• **Written problem**
Can you transcribe the data exactly? Leave the pictures out.
======== The records
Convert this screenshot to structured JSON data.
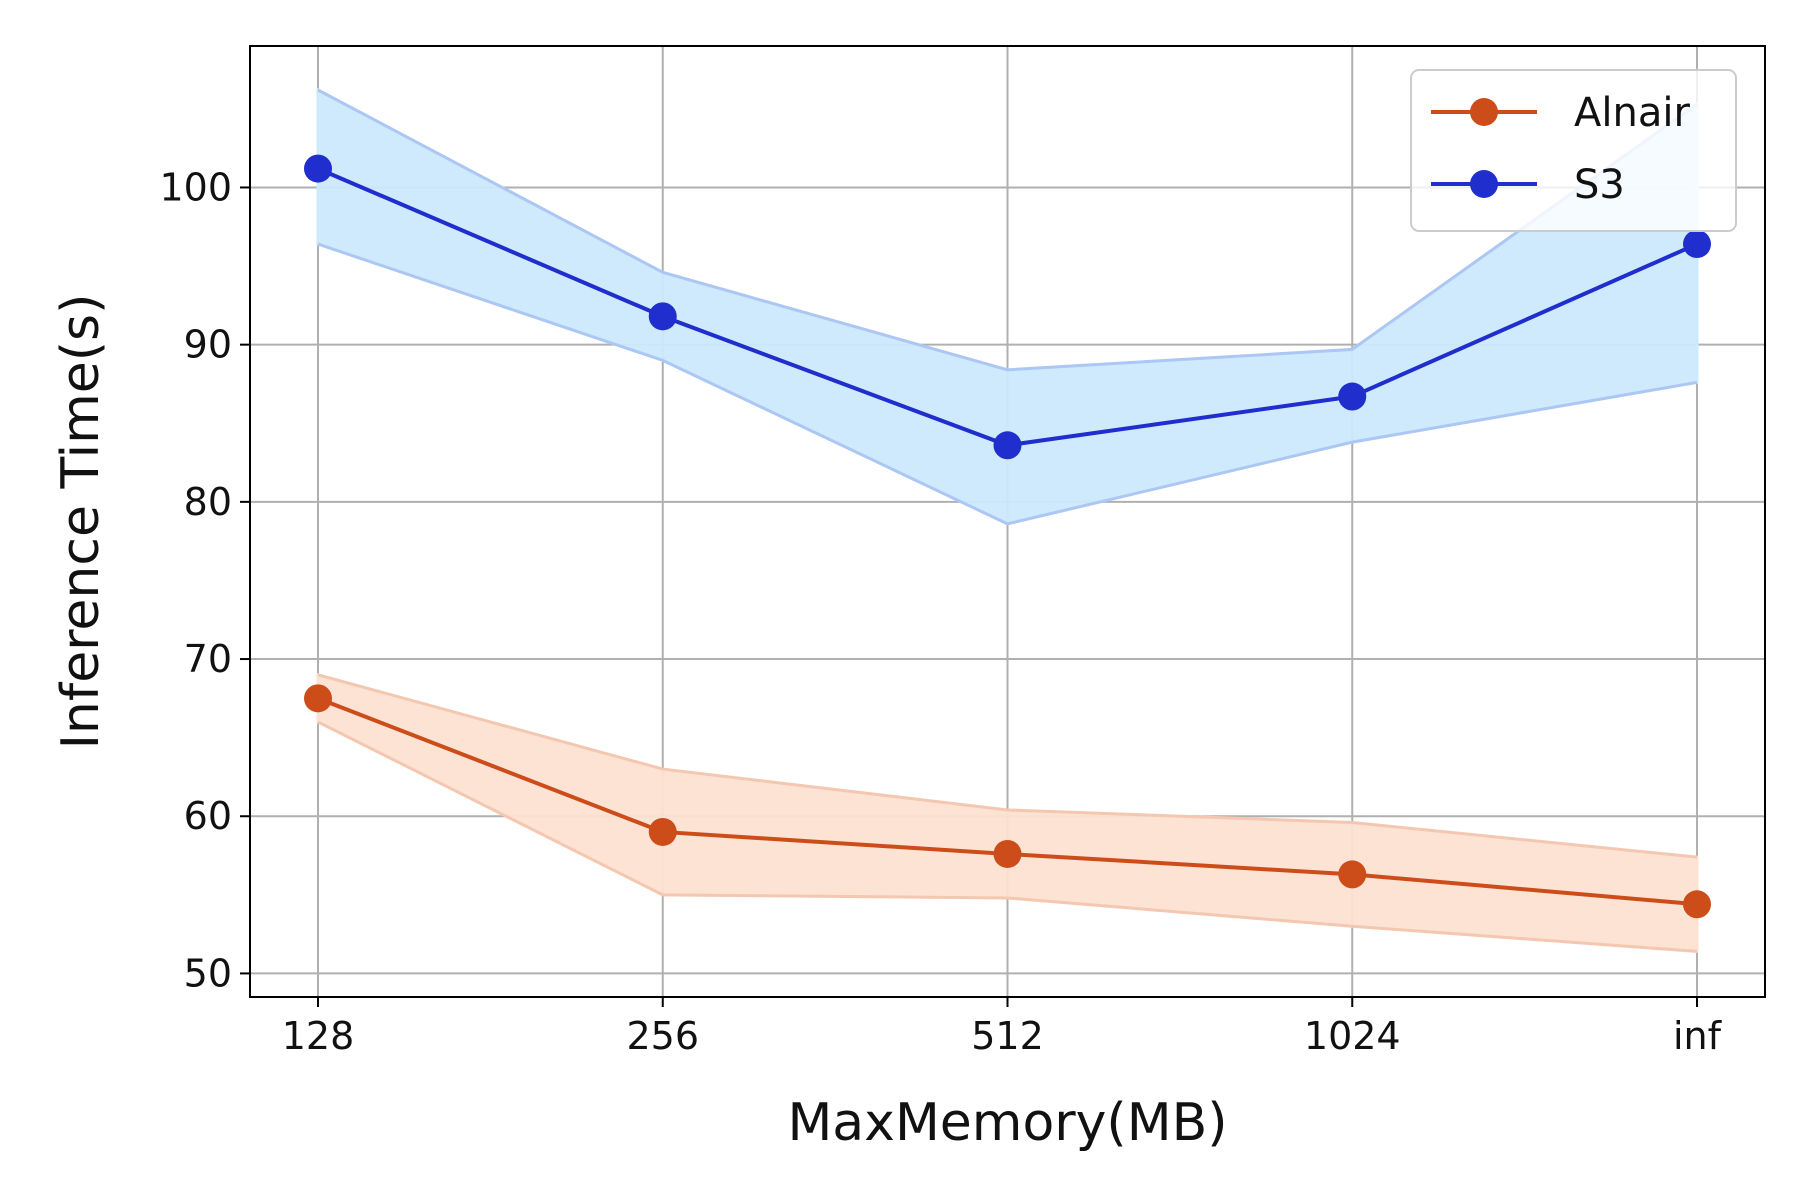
{
  "chart_data": {
    "type": "line",
    "title": "",
    "xlabel": "MaxMemory(MB)",
    "ylabel": "Inference Time(s)",
    "categories": [
      "128",
      "256",
      "512",
      "1024",
      "inf"
    ],
    "ylim": [
      48.5,
      109
    ],
    "yticks": [
      50,
      60,
      70,
      80,
      90,
      100
    ],
    "grid": true,
    "legend_position": "top-right",
    "series": [
      {
        "name": "Alnair",
        "color": "#cc4d1a",
        "band_color": "#fde2d2",
        "values": [
          67.5,
          59.0,
          57.6,
          56.3,
          54.4
        ],
        "lower": [
          66.0,
          55.0,
          54.8,
          53.0,
          51.4
        ],
        "upper": [
          69.0,
          63.0,
          60.4,
          59.6,
          57.4
        ]
      },
      {
        "name": "S3",
        "color": "#1f2ecc",
        "band_color": "#cce9fd",
        "values": [
          101.2,
          91.8,
          83.6,
          86.7,
          96.4
        ],
        "lower": [
          96.4,
          89.0,
          78.6,
          83.8,
          87.6
        ],
        "upper": [
          106.2,
          94.6,
          88.4,
          89.7,
          105.3
        ]
      }
    ]
  }
}
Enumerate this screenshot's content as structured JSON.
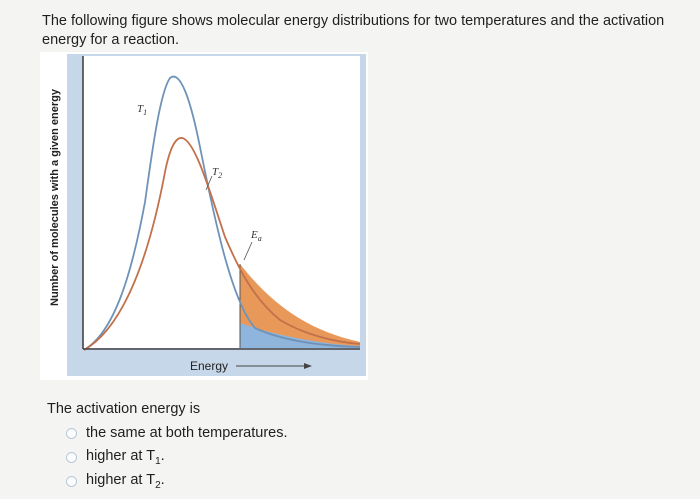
================
• **Answer to this task**
Convert this screenshot to structured JSON data.
{
  "chart_data": {
    "type": "line",
    "title": "",
    "xlabel": "MaxMemory(MB)",
    "ylabel": "Inference Time(s)",
    "categories": [
      "128",
      "256",
      "512",
      "1024",
      "inf"
    ],
    "ylim": [
      48.5,
      109
    ],
    "yticks": [
      50,
      60,
      70,
      80,
      90,
      100
    ],
    "grid": true,
    "legend_position": "top-right",
    "series": [
      {
        "name": "Alnair",
        "color": "#cc4d1a",
        "band_color": "#fde2d2",
        "values": [
          67.5,
          59.0,
          57.6,
          56.3,
          54.4
        ],
        "lower": [
          66.0,
          55.0,
          54.8,
          53.0,
          51.4
        ],
        "upper": [
          69.0,
          63.0,
          60.4,
          59.6,
          57.4
        ]
      },
      {
        "name": "S3",
        "color": "#1f2ecc",
        "band_color": "#cce9fd",
        "values": [
          101.2,
          91.8,
          83.6,
          86.7,
          96.4
        ],
        "lower": [
          96.4,
          89.0,
          78.6,
          83.8,
          87.6
        ],
        "upper": [
          106.2,
          94.6,
          88.4,
          89.7,
          105.3
        ]
      }
    ]
  }
}
Enumerate this screenshot's content as structured JSON.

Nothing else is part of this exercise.